## データ
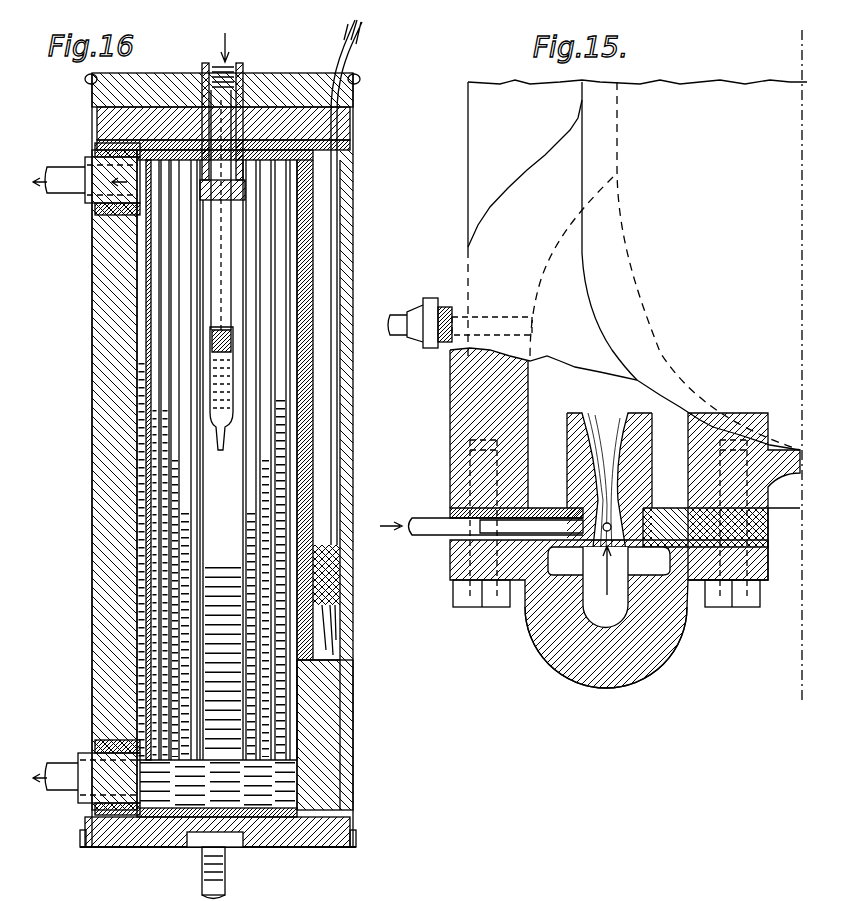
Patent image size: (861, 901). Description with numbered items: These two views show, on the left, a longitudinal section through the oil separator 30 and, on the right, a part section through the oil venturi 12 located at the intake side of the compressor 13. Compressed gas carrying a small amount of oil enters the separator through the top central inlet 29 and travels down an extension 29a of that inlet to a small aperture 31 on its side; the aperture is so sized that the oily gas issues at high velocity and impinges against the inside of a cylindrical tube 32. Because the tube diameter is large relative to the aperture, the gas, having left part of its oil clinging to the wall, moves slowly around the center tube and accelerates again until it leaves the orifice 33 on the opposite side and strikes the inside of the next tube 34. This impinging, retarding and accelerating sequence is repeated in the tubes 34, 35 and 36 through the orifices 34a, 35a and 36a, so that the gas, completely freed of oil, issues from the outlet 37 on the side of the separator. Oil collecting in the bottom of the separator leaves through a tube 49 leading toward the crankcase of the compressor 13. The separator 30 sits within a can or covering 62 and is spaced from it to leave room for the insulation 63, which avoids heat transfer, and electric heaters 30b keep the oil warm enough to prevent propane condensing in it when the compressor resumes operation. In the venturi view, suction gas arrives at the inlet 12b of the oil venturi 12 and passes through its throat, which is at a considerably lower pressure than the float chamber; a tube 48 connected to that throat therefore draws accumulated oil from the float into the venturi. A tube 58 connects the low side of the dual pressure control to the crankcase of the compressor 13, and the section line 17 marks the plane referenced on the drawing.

In FIG. 15, the oil venturi 12 is at (578, 483).
In FIG. 15, the inlet of the oil venturi 12b is at (597, 607).
In FIG. 15, the compressor 13 is at (716, 88).
In FIG. 16, the section line 17 is at (56, 258).
In FIG. 16, the top central inlet 29 is at (232, 64).
In FIG. 16, the extension of the inlet 29a is at (225, 296).
In FIG. 16, the oil separator 30 is at (85, 500).
In FIG. 16, the electric heaters 30b is at (320, 748).
In FIG. 16, the aperture 31 is at (240, 350).
In FIG. 16, the cylindrical tube 32 is at (195, 270).
In FIG. 16, the orifice 33 is at (190, 305).
In FIG. 16, the tube 34 is at (178, 330).
In FIG. 16, the orifice 34a is at (265, 262).
In FIG. 16, the tube 35 is at (180, 352).
In FIG. 16, the orifice 35a is at (170, 235).
In FIG. 16, the tube 36 is at (148, 380).
In FIG. 16, the orifice 36a is at (293, 208).
In FIG. 16, the outlet 37 is at (70, 175).
In FIG. 15, the tube 48 is at (423, 540).
In FIG. 16, the tube 49 is at (62, 765).
In FIG. 15, the tube 58 is at (405, 305).
In FIG. 16, the can or covering 62 is at (92, 558).
In FIG. 16, the insulation 63 is at (96, 604).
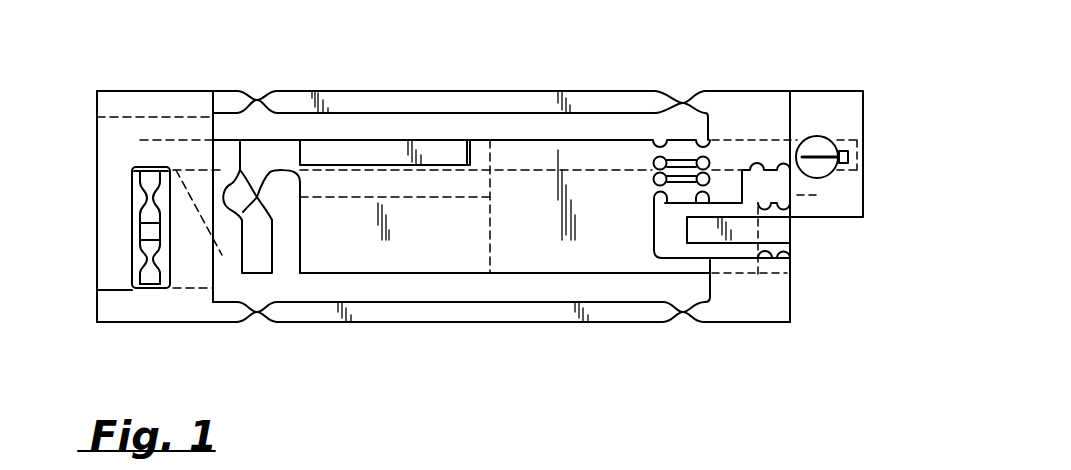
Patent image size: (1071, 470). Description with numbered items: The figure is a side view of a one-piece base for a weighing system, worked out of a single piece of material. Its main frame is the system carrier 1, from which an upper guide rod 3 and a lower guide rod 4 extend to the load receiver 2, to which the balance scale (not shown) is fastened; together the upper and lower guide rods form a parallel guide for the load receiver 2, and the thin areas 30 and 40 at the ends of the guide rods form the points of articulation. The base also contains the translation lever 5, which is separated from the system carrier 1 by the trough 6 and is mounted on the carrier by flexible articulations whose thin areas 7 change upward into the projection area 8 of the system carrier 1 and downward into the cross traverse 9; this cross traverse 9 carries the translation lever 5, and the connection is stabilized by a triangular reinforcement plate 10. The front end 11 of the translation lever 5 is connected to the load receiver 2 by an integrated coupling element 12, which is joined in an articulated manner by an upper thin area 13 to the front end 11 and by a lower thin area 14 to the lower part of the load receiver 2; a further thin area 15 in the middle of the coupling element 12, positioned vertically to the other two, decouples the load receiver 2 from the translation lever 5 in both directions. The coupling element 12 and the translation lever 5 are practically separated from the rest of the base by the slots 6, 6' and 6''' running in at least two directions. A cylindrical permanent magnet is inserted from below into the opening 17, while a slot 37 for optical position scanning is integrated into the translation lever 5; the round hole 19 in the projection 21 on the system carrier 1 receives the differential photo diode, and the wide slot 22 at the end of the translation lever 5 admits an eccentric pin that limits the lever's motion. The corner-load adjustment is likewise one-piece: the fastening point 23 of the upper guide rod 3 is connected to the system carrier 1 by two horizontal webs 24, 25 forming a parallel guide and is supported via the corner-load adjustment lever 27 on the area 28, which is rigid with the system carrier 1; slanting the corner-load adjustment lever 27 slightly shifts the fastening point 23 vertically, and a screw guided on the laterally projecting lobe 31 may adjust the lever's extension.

The system carrier 1 is at (524, 258).
The load receiver 2 is at (126, 308).
The upper guide rod 3 is at (430, 103).
The lower guide rod 4 is at (450, 310).
The translation lever 5 is at (181, 150).
The trough (slot) 6 is at (589, 213).
The slot 6' is at (144, 334).
The slot 6''' is at (333, 317).
The thin areas of the flexible articulations 7 is at (260, 197).
The projection area 8 is at (262, 152).
The cross traverse 9 is at (252, 262).
The triangular reinforcement plate 10 is at (233, 237).
The front end of translation lever 11 is at (137, 150).
The coupling element 12 is at (140, 210).
The upper thin area 13 is at (140, 185).
The lower thin area 14 is at (140, 267).
The further thin area 15 is at (148, 230).
The opening 17 is at (497, 155).
The round hole 19 is at (820, 177).
The projection 21 is at (852, 120).
The slot 22 is at (852, 158).
The fastening point (area) 23 is at (721, 100).
The horizontal web 24 is at (680, 143).
The horizontal web 25 is at (658, 205).
The corner-load adjustment lever 27 is at (793, 238).
The area 28 is at (760, 298).
The thin area 30 is at (683, 103).
The laterally projecting lobe 31 is at (378, 147).
The slot 37 is at (817, 157).
The thin area 40 is at (683, 313).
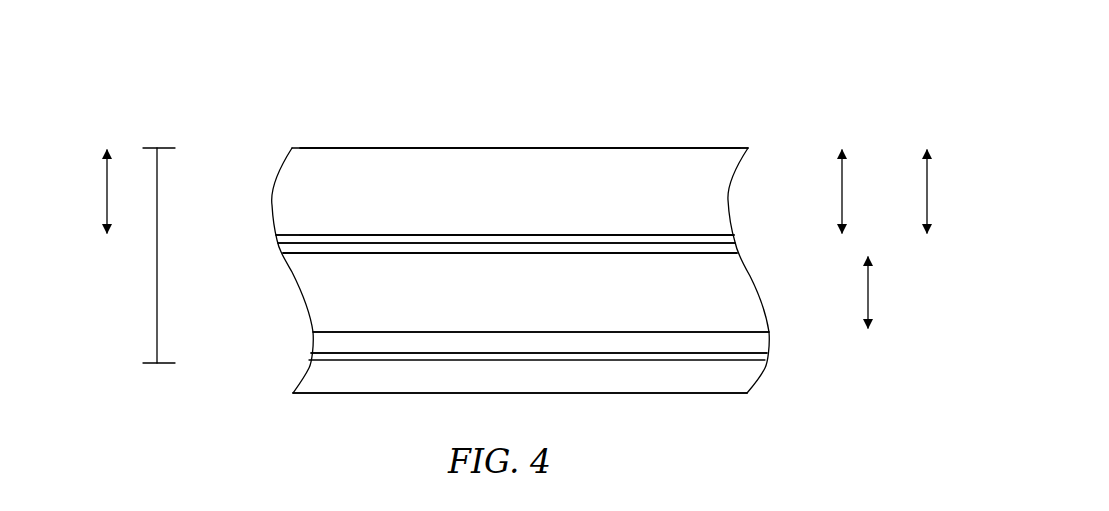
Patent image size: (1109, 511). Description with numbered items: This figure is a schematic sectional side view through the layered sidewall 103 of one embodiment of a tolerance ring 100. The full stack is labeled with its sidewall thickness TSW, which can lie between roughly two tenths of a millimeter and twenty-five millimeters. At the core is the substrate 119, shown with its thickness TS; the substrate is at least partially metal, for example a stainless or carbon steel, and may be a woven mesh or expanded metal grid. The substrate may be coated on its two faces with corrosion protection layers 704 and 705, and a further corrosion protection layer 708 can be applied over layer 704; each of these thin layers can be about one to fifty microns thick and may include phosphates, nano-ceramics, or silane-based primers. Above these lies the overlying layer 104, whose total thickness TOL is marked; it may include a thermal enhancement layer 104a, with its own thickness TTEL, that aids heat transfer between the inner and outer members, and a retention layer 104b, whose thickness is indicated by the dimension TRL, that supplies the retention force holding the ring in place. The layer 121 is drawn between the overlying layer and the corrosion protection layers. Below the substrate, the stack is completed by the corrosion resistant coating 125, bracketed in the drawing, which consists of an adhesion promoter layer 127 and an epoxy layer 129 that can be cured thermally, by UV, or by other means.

The tolerance ring 100 is at (770, 78).
The sidewall 103 is at (748, 148).
The overlying layer 104 is at (275, 180).
The thermal enhancement layer 104a is at (330, 163).
The retention layer 104b is at (692, 197).
The first adhesive layer 121 is at (275, 228).
The corrosion protection layer 708 is at (735, 238).
The corrosion protection layer 704 is at (737, 253).
The substrate 119 is at (298, 282).
The corrosion protection layer 705 is at (770, 335).
The adhesion promoter layer 127 is at (308, 352).
The epoxy layer 129 is at (298, 380).
The corrosion resistant coating 125 is at (777, 352).
The thickness of release layer TRL is at (105, 178).
The sidewall thickness TSW is at (157, 312).
The thermal enhancement layer thickness TTEL is at (843, 193).
The overlying layer thickness TOL is at (928, 180).
The substrate thickness TS is at (869, 300).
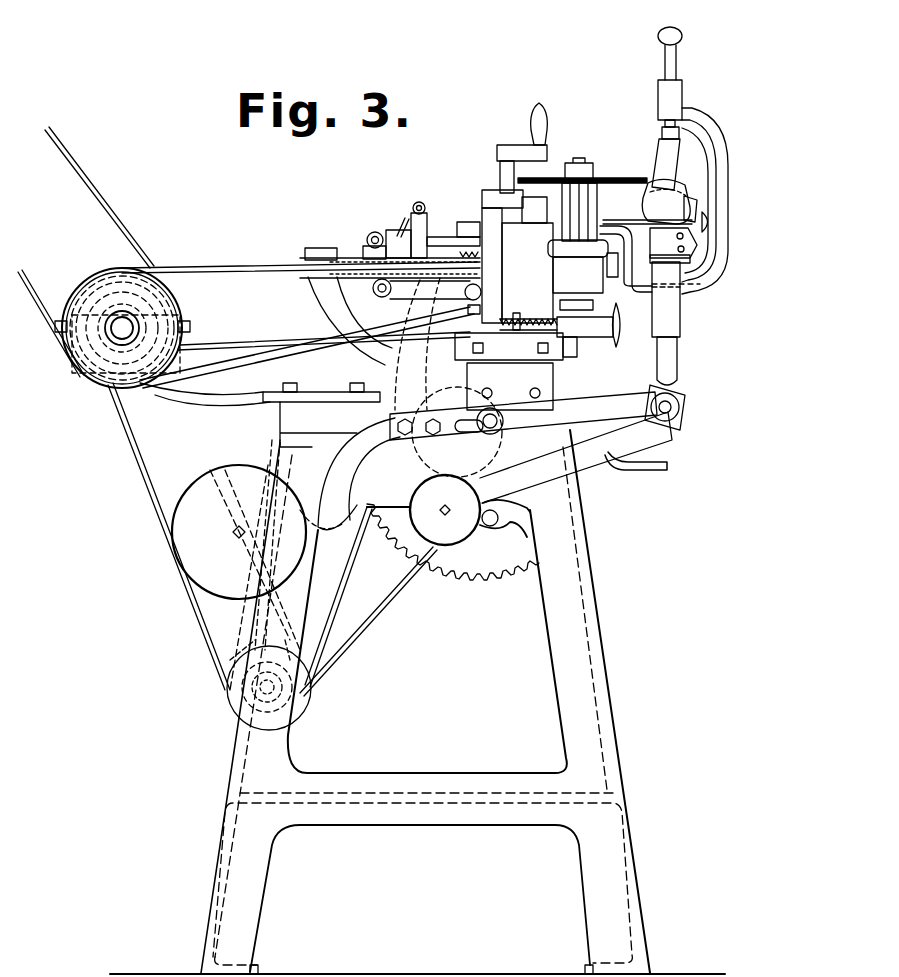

## 課題の説明
上のデータの全行を、一字一句変えずに書き写してください。画像は回答に含めないでください。

## 実行結果
Patent image size: (861, 901). Description with numbered items: These two views show, on the left, a longitudinal section through the oil separator 30 and, on the right, a part section through the oil venturi 12 located at the intake side of the compressor 13. Compressed gas carrying a small amount of oil enters the separator through the top central inlet 29 and travels down an extension 29a of that inlet to a small aperture 31 on its side; the aperture is so sized that the oily gas issues at high velocity and impinges against the inside of a cylindrical tube 32. Because the tube diameter is large relative to the aperture, the gas, having left part of its oil clinging to the wall, moves slowly around the center tube and accelerates again until it leaves the orifice 33 on the opposite side and strikes the inside of the next tube 34. This impinging, retarding and accelerating sequence is repeated in the tubes 34, 35 and 36 through the orifices 34a, 35a and 36a, so that the gas, completely freed of oil, issues from the outlet 37 on the side of the separator. Oil collecting in the bottom of the separator leaves through a tube 49 leading toward the crankcase of the compressor 13. The separator 30 sits within a can or covering 62 and is spaced from it to leave room for the insulation 63, which avoids heat transfer, and electric heaters 30b keep the oil warm enough to prevent propane condensing in it when the compressor resumes operation. In the venturi view, suction gas arrives at the inlet 12b of the oil venturi 12 and passes through its throat, which is at a considerably lower pressure than the float chamber; a tube 48 connected to that throat therefore draws accumulated oil from the float into the venturi. A tube 58 connects the low side of the dual pressure control to the crankcase of the compressor 13, and the section line 17 marks the plane referenced on the drawing.

In FIG. 15, the oil venturi 12 is at (578, 483).
In FIG. 15, the inlet of the oil venturi 12b is at (597, 607).
In FIG. 15, the compressor 13 is at (716, 88).
In FIG. 16, the section line 17 is at (56, 258).
In FIG. 16, the top central inlet 29 is at (232, 64).
In FIG. 16, the extension of the inlet 29a is at (225, 296).
In FIG. 16, the oil separator 30 is at (85, 500).
In FIG. 16, the electric heaters 30b is at (320, 748).
In FIG. 16, the aperture 31 is at (240, 350).
In FIG. 16, the cylindrical tube 32 is at (195, 270).
In FIG. 16, the orifice 33 is at (190, 305).
In FIG. 16, the tube 34 is at (178, 330).
In FIG. 16, the orifice 34a is at (265, 262).
In FIG. 16, the tube 35 is at (180, 352).
In FIG. 16, the orifice 35a is at (170, 235).
In FIG. 16, the tube 36 is at (148, 380).
In FIG. 16, the orifice 36a is at (293, 208).
In FIG. 16, the outlet 37 is at (70, 175).
In FIG. 15, the tube 48 is at (423, 540).
In FIG. 16, the tube 49 is at (62, 765).
In FIG. 15, the tube 58 is at (405, 305).
In FIG. 16, the can or covering 62 is at (92, 558).
In FIG. 16, the insulation 63 is at (96, 604).
Patent image size: (1071, 470). Description with numbered items: The figure is a side view of a one-piece base for a weighing system, worked out of a single piece of material. Its main frame is the system carrier 1, from which an upper guide rod 3 and a lower guide rod 4 extend to the load receiver 2, to which the balance scale (not shown) is fastened; together the upper and lower guide rods form a parallel guide for the load receiver 2, and the thin areas 30 and 40 at the ends of the guide rods form the points of articulation. The base also contains the translation lever 5, which is separated from the system carrier 1 by the trough 6 and is mounted on the carrier by flexible articulations whose thin areas 7 change upward into the projection area 8 of the system carrier 1 and downward into the cross traverse 9; this cross traverse 9 carries the translation lever 5, and the connection is stabilized by a triangular reinforcement plate 10. The front end 11 of the translation lever 5 is connected to the load receiver 2 by an integrated coupling element 12, which is joined in an articulated manner by an upper thin area 13 to the front end 11 and by a lower thin area 14 to the lower part of the load receiver 2; a further thin area 15 in the middle of the coupling element 12, positioned vertically to the other two, decouples the load receiver 2 from the translation lever 5 in both directions. The coupling element 12 and the translation lever 5 are practically separated from the rest of the base by the slots 6, 6' and 6''' running in at least two directions. A cylindrical permanent magnet is inserted from below into the opening 17, while a slot 37 for optical position scanning is integrated into the translation lever 5; the round hole 19 in the projection 21 on the system carrier 1 receives the differential photo diode, and the wide slot 22 at the end of the translation lever 5 admits an eccentric pin that limits the lever's motion. The corner-load adjustment is likewise one-piece: the fastening point 23 of the upper guide rod 3 is connected to the system carrier 1 by two horizontal webs 24, 25 forming a parallel guide and is supported via the corner-load adjustment lever 27 on the area 28, which is rigid with the system carrier 1; slanting the corner-load adjustment lever 27 slightly shifts the fastening point 23 vertically, and a screw guided on the laterally projecting lobe 31 may adjust the lever's extension.

The system carrier 1 is at (524, 258).
The load receiver 2 is at (126, 308).
The upper guide rod 3 is at (430, 103).
The lower guide rod 4 is at (450, 310).
The translation lever 5 is at (181, 150).
The trough (slot) 6 is at (589, 213).
The slot 6' is at (144, 334).
The slot 6''' is at (333, 317).
The thin areas of the flexible articulations 7 is at (260, 197).
The projection area 8 is at (262, 152).
The cross traverse 9 is at (252, 262).
The triangular reinforcement plate 10 is at (233, 237).
The front end of translation lever 11 is at (137, 150).
The coupling element 12 is at (140, 210).
The upper thin area 13 is at (140, 185).
The lower thin area 14 is at (140, 267).
The further thin area 15 is at (148, 230).
The opening 17 is at (497, 155).
The round hole 19 is at (820, 177).
The projection 21 is at (852, 120).
The slot 22 is at (852, 158).
The fastening point (area) 23 is at (721, 100).
The horizontal web 24 is at (680, 143).
The horizontal web 25 is at (658, 205).
The corner-load adjustment lever 27 is at (793, 238).
The area 28 is at (760, 298).
The thin area 30 is at (683, 103).
The laterally projecting lobe 31 is at (378, 147).
The slot 37 is at (817, 157).
The thin area 40 is at (683, 313).
Patent image size: (1109, 511). Description with numbered items: This figure is a schematic sectional side view through the layered sidewall 103 of one embodiment of a tolerance ring 100. The full stack is labeled with its sidewall thickness TSW, which can lie between roughly two tenths of a millimeter and twenty-five millimeters. At the core is the substrate 119, shown with its thickness TS; the substrate is at least partially metal, for example a stainless or carbon steel, and may be a woven mesh or expanded metal grid. The substrate may be coated on its two faces with corrosion protection layers 704 and 705, and a further corrosion protection layer 708 can be applied over layer 704; each of these thin layers can be about one to fifty microns thick and may include phosphates, nano-ceramics, or silane-based primers. Above these lies the overlying layer 104, whose total thickness TOL is marked; it may include a thermal enhancement layer 104a, with its own thickness TTEL, that aids heat transfer between the inner and outer members, and a retention layer 104b, whose thickness is indicated by the dimension TRL, that supplies the retention force holding the ring in place. The layer 121 is drawn between the overlying layer and the corrosion protection layers. Below the substrate, the stack is completed by the corrosion resistant coating 125, bracketed in the drawing, which consists of an adhesion promoter layer 127 and an epoxy layer 129 that can be cured thermally, by UV, or by other means.

The tolerance ring 100 is at (770, 78).
The sidewall 103 is at (748, 148).
The overlying layer 104 is at (275, 180).
The thermal enhancement layer 104a is at (330, 163).
The retention layer 104b is at (692, 197).
The first adhesive layer 121 is at (275, 228).
The corrosion protection layer 708 is at (735, 238).
The corrosion protection layer 704 is at (737, 253).
The substrate 119 is at (298, 282).
The corrosion protection layer 705 is at (770, 335).
The adhesion promoter layer 127 is at (308, 352).
The epoxy layer 129 is at (298, 380).
The corrosion resistant coating 125 is at (777, 352).
The thickness of release layer TRL is at (105, 178).
The sidewall thickness TSW is at (157, 312).
The thermal enhancement layer thickness TTEL is at (843, 193).
The overlying layer thickness TOL is at (928, 180).
The substrate thickness TS is at (869, 300).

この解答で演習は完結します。